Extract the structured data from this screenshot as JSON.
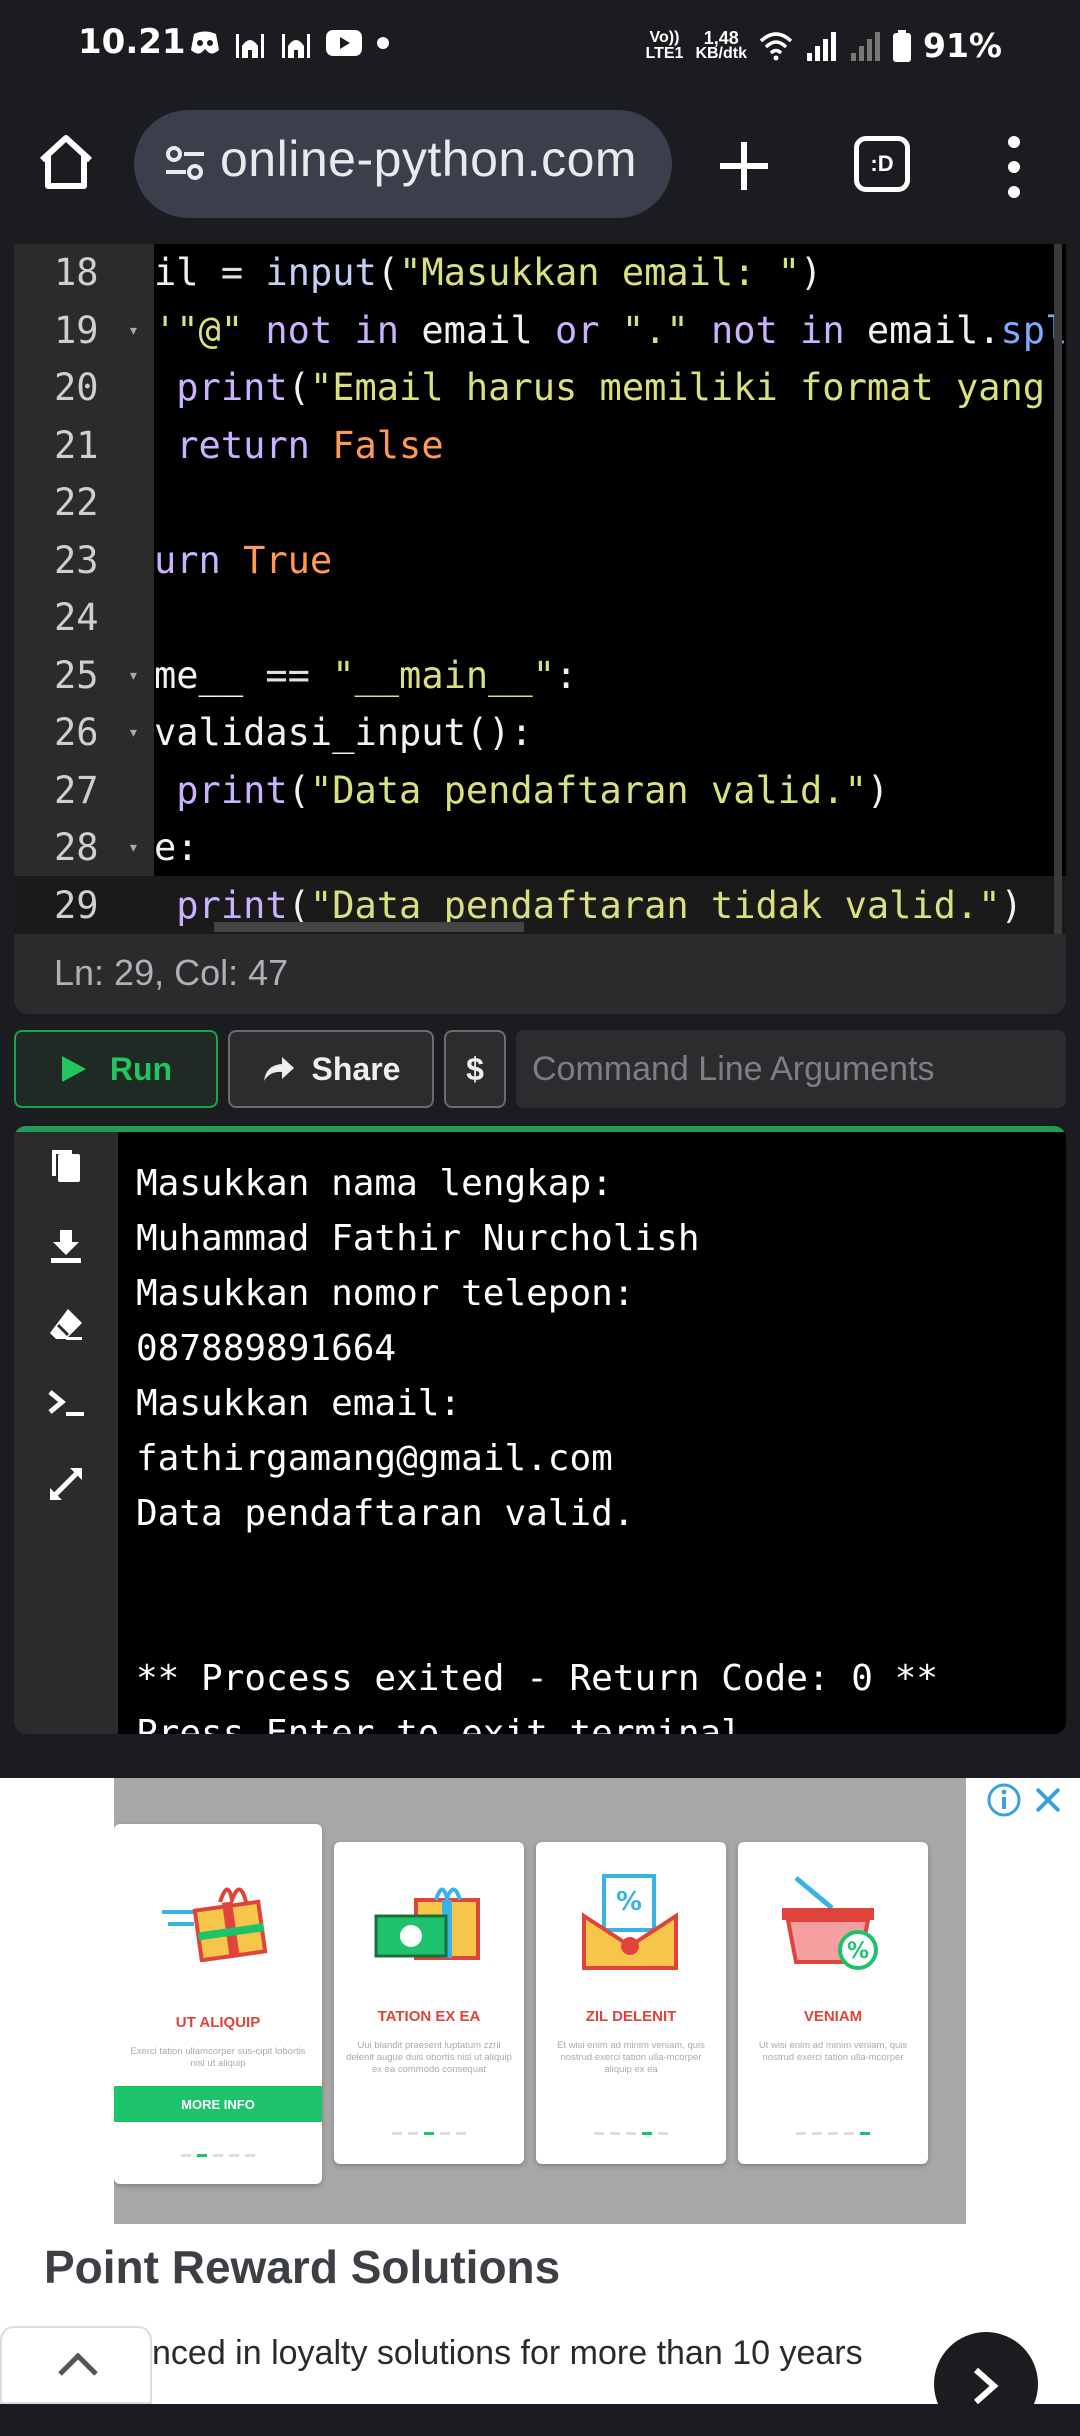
{
  "status_bar": {
    "time": "10.21",
    "network_speed_value": "1,48",
    "network_speed_unit": "KB/dtk",
    "lte_label_top": "Vo))",
    "lte_label_bottom": "LTE1",
    "battery": "91%",
    "notification_icons": [
      "discord-icon",
      "mosque-icon",
      "mosque-icon",
      "youtube-icon",
      "dot-icon"
    ]
  },
  "browser": {
    "url": "online-python.com",
    "tab_switcher_label": ":D"
  },
  "editor": {
    "lines": [
      {
        "num": "18",
        "fold": false,
        "tokens": [
          [
            "pln",
            "il "
          ],
          [
            "op",
            "= "
          ],
          [
            "fn",
            "input"
          ],
          [
            "pln",
            "("
          ],
          [
            "str",
            "\"Masukkan email: \""
          ],
          [
            "pln",
            ")"
          ]
        ]
      },
      {
        "num": "19",
        "fold": true,
        "tokens": [
          [
            "str",
            "'\"@\""
          ],
          [
            "pln",
            " "
          ],
          [
            "kw2",
            "not in"
          ],
          [
            "pln",
            " email "
          ],
          [
            "kw2",
            "or"
          ],
          [
            "pln",
            " "
          ],
          [
            "str",
            "\".\""
          ],
          [
            "pln",
            " "
          ],
          [
            "kw2",
            "not in"
          ],
          [
            "pln",
            " email."
          ],
          [
            "bluefn",
            "spl"
          ]
        ]
      },
      {
        "num": "20",
        "fold": false,
        "tokens": [
          [
            "pln",
            " "
          ],
          [
            "kw2",
            "print"
          ],
          [
            "pln",
            "("
          ],
          [
            "str",
            "\"Email harus memiliki format yang"
          ]
        ]
      },
      {
        "num": "21",
        "fold": false,
        "tokens": [
          [
            "pln",
            " "
          ],
          [
            "kw2",
            "return"
          ],
          [
            "pln",
            " "
          ],
          [
            "kw",
            "False"
          ]
        ]
      },
      {
        "num": "22",
        "fold": false,
        "tokens": []
      },
      {
        "num": "23",
        "fold": false,
        "tokens": [
          [
            "kw2",
            "urn"
          ],
          [
            "pln",
            " "
          ],
          [
            "kw",
            "True"
          ]
        ]
      },
      {
        "num": "24",
        "fold": false,
        "tokens": []
      },
      {
        "num": "25",
        "fold": true,
        "tokens": [
          [
            "pln",
            "me__ "
          ],
          [
            "op",
            "== "
          ],
          [
            "str",
            "\"__main__\""
          ],
          [
            "pln",
            ":"
          ]
        ]
      },
      {
        "num": "26",
        "fold": true,
        "tokens": [
          [
            "pln",
            "validasi_input():"
          ]
        ]
      },
      {
        "num": "27",
        "fold": false,
        "tokens": [
          [
            "pln",
            " "
          ],
          [
            "kw2",
            "print"
          ],
          [
            "pln",
            "("
          ],
          [
            "str",
            "\"Data pendaftaran valid.\""
          ],
          [
            "pln",
            ")"
          ]
        ]
      },
      {
        "num": "28",
        "fold": true,
        "tokens": [
          [
            "pln",
            "e:"
          ]
        ]
      },
      {
        "num": "29",
        "fold": false,
        "tokens": [
          [
            "pln",
            " "
          ],
          [
            "kw2",
            "print"
          ],
          [
            "pln",
            "("
          ],
          [
            "str",
            "\"Data pendaftaran tidak valid.\""
          ],
          [
            "pln",
            ")"
          ]
        ]
      }
    ],
    "cursor_status": "Ln: 29,  Col: 47"
  },
  "actions": {
    "run_label": "Run",
    "share_label": "Share",
    "dollar_label": "$",
    "args_placeholder": "Command Line Arguments"
  },
  "terminal": {
    "output": "Masukkan nama lengkap:\nMuhammad Fathir Nurcholish\nMasukkan nomor telepon:\n087889891664\nMasukkan email:\nfathirgamang@gmail.com\nData pendaftaran valid.\n\n\n** Process exited - Return Code: 0 **\nPress Enter to exit terminal",
    "side_icons": [
      "copy-icon",
      "download-icon",
      "eraser-icon",
      "terminal-prompt-icon",
      "expand-icon"
    ]
  },
  "ad": {
    "cards": [
      {
        "title": "UT ALIQUIP",
        "desc": "Exerci tation ullamcorper sus-cipit lobortis nisl ut aliquip",
        "button": "MORE INFO",
        "active_dot": 1
      },
      {
        "title": "TATION EX EA",
        "desc": "Uui blandit praesent luptatum zzril delenit augue duis obortis nisl ut aliquip ex ea commodo consequat",
        "active_dot": 2
      },
      {
        "title": "ZIL DELENIT",
        "desc": "Et wisi enim ad minim veniam, quis nostrud exerci tation ulla-mcorper aliquip ex ea",
        "active_dot": 3
      },
      {
        "title": "VENIAM",
        "desc": "Ut wisi enim ad minim veniam, quis nostrud exerci tation ulla-mcorper",
        "active_dot": 4
      }
    ],
    "title": "Point Reward Solutions",
    "subtitle": "nced in loyalty solutions for more than 10 years"
  }
}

——————————

• Task statement: Retype all entries exactly as they appear, dropping the images.

• Correct answer:
Extract the structured data from this screenshot as JSON.
{
  "status_bar": {
    "time": "10.21",
    "network_speed_value": "1,48",
    "network_speed_unit": "KB/dtk",
    "lte_label_top": "Vo))",
    "lte_label_bottom": "LTE1",
    "battery": "91%",
    "notification_icons": [
      "discord-icon",
      "mosque-icon",
      "mosque-icon",
      "youtube-icon",
      "dot-icon"
    ]
  },
  "browser": {
    "url": "online-python.com",
    "tab_switcher_label": ":D"
  },
  "editor": {
    "lines": [
      {
        "num": "18",
        "fold": false,
        "tokens": [
          [
            "pln",
            "il "
          ],
          [
            "op",
            "= "
          ],
          [
            "fn",
            "input"
          ],
          [
            "pln",
            "("
          ],
          [
            "str",
            "\"Masukkan email: \""
          ],
          [
            "pln",
            ")"
          ]
        ]
      },
      {
        "num": "19",
        "fold": true,
        "tokens": [
          [
            "str",
            "'\"@\""
          ],
          [
            "pln",
            " "
          ],
          [
            "kw2",
            "not in"
          ],
          [
            "pln",
            " email "
          ],
          [
            "kw2",
            "or"
          ],
          [
            "pln",
            " "
          ],
          [
            "str",
            "\".\""
          ],
          [
            "pln",
            " "
          ],
          [
            "kw2",
            "not in"
          ],
          [
            "pln",
            " email."
          ],
          [
            "bluefn",
            "spl"
          ]
        ]
      },
      {
        "num": "20",
        "fold": false,
        "tokens": [
          [
            "pln",
            " "
          ],
          [
            "kw2",
            "print"
          ],
          [
            "pln",
            "("
          ],
          [
            "str",
            "\"Email harus memiliki format yang"
          ]
        ]
      },
      {
        "num": "21",
        "fold": false,
        "tokens": [
          [
            "pln",
            " "
          ],
          [
            "kw2",
            "return"
          ],
          [
            "pln",
            " "
          ],
          [
            "kw",
            "False"
          ]
        ]
      },
      {
        "num": "22",
        "fold": false,
        "tokens": []
      },
      {
        "num": "23",
        "fold": false,
        "tokens": [
          [
            "kw2",
            "urn"
          ],
          [
            "pln",
            " "
          ],
          [
            "kw",
            "True"
          ]
        ]
      },
      {
        "num": "24",
        "fold": false,
        "tokens": []
      },
      {
        "num": "25",
        "fold": true,
        "tokens": [
          [
            "pln",
            "me__ "
          ],
          [
            "op",
            "== "
          ],
          [
            "str",
            "\"__main__\""
          ],
          [
            "pln",
            ":"
          ]
        ]
      },
      {
        "num": "26",
        "fold": true,
        "tokens": [
          [
            "pln",
            "validasi_input():"
          ]
        ]
      },
      {
        "num": "27",
        "fold": false,
        "tokens": [
          [
            "pln",
            " "
          ],
          [
            "kw2",
            "print"
          ],
          [
            "pln",
            "("
          ],
          [
            "str",
            "\"Data pendaftaran valid.\""
          ],
          [
            "pln",
            ")"
          ]
        ]
      },
      {
        "num": "28",
        "fold": true,
        "tokens": [
          [
            "pln",
            "e:"
          ]
        ]
      },
      {
        "num": "29",
        "fold": false,
        "tokens": [
          [
            "pln",
            " "
          ],
          [
            "kw2",
            "print"
          ],
          [
            "pln",
            "("
          ],
          [
            "str",
            "\"Data pendaftaran tidak valid.\""
          ],
          [
            "pln",
            ")"
          ]
        ]
      }
    ],
    "cursor_status": "Ln: 29,  Col: 47"
  },
  "actions": {
    "run_label": "Run",
    "share_label": "Share",
    "dollar_label": "$",
    "args_placeholder": "Command Line Arguments"
  },
  "terminal": {
    "output": "Masukkan nama lengkap:\nMuhammad Fathir Nurcholish\nMasukkan nomor telepon:\n087889891664\nMasukkan email:\nfathirgamang@gmail.com\nData pendaftaran valid.\n\n\n** Process exited - Return Code: 0 **\nPress Enter to exit terminal",
    "side_icons": [
      "copy-icon",
      "download-icon",
      "eraser-icon",
      "terminal-prompt-icon",
      "expand-icon"
    ]
  },
  "ad": {
    "cards": [
      {
        "title": "UT ALIQUIP",
        "desc": "Exerci tation ullamcorper sus-cipit lobortis nisl ut aliquip",
        "button": "MORE INFO",
        "active_dot": 1
      },
      {
        "title": "TATION EX EA",
        "desc": "Uui blandit praesent luptatum zzril delenit augue duis obortis nisl ut aliquip ex ea commodo consequat",
        "active_dot": 2
      },
      {
        "title": "ZIL DELENIT",
        "desc": "Et wisi enim ad minim veniam, quis nostrud exerci tation ulla-mcorper aliquip ex ea",
        "active_dot": 3
      },
      {
        "title": "VENIAM",
        "desc": "Ut wisi enim ad minim veniam, quis nostrud exerci tation ulla-mcorper",
        "active_dot": 4
      }
    ],
    "title": "Point Reward Solutions",
    "subtitle": "nced in loyalty solutions for more than 10 years"
  }
}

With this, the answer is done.